Extracted records
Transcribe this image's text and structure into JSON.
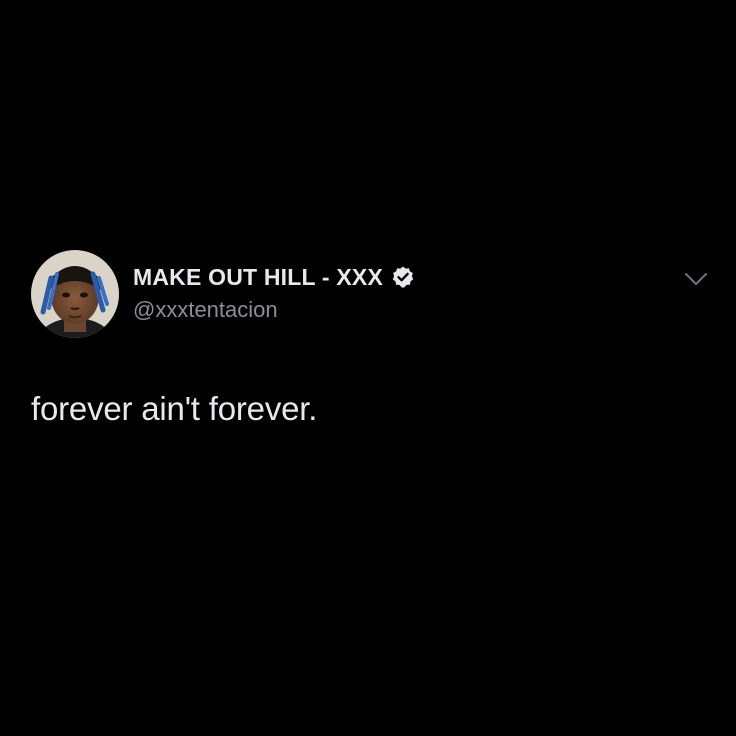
{
  "tweet": {
    "author": {
      "display_name": "MAKE OUT HILL - XXX",
      "handle": "@xxxtentacion",
      "verified": true,
      "avatar_icon": "profile-photo"
    },
    "text": "forever ain't forever.",
    "menu_icon": "chevron-down-icon"
  },
  "colors": {
    "background": "#000000",
    "primary_text": "#e7e9ea",
    "secondary_text": "#8b8f93"
  }
}
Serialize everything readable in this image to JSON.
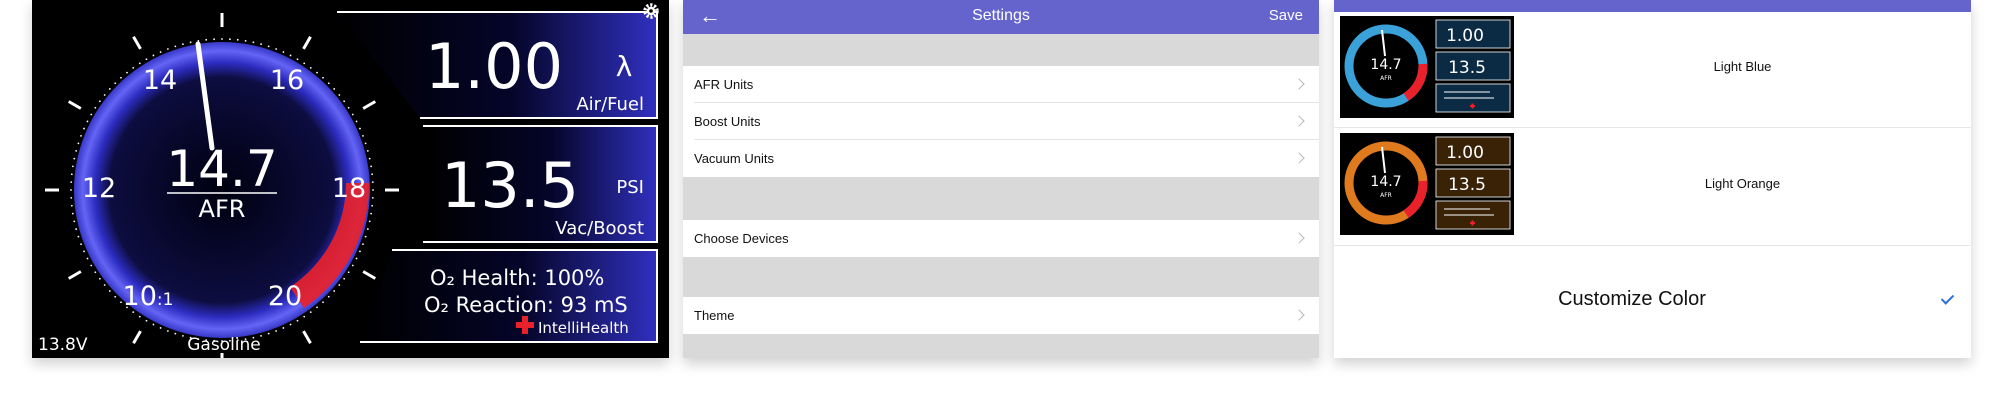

→ Direction: Every record must be copied exactly, with images dropped from the result.

→ Exercise solution:
Transcribe this image's text and structure into JSON.
{
  "tweet": {
    "author": {
      "display_name": "MAKE OUT HILL - XXX",
      "handle": "@xxxtentacion",
      "verified": true,
      "avatar_icon": "profile-photo"
    },
    "text": "forever ain't forever.",
    "menu_icon": "chevron-down-icon"
  },
  "colors": {
    "background": "#000000",
    "primary_text": "#e7e9ea",
    "secondary_text": "#8b8f93"
  }
}
Serialize everything readable in this image to JSON.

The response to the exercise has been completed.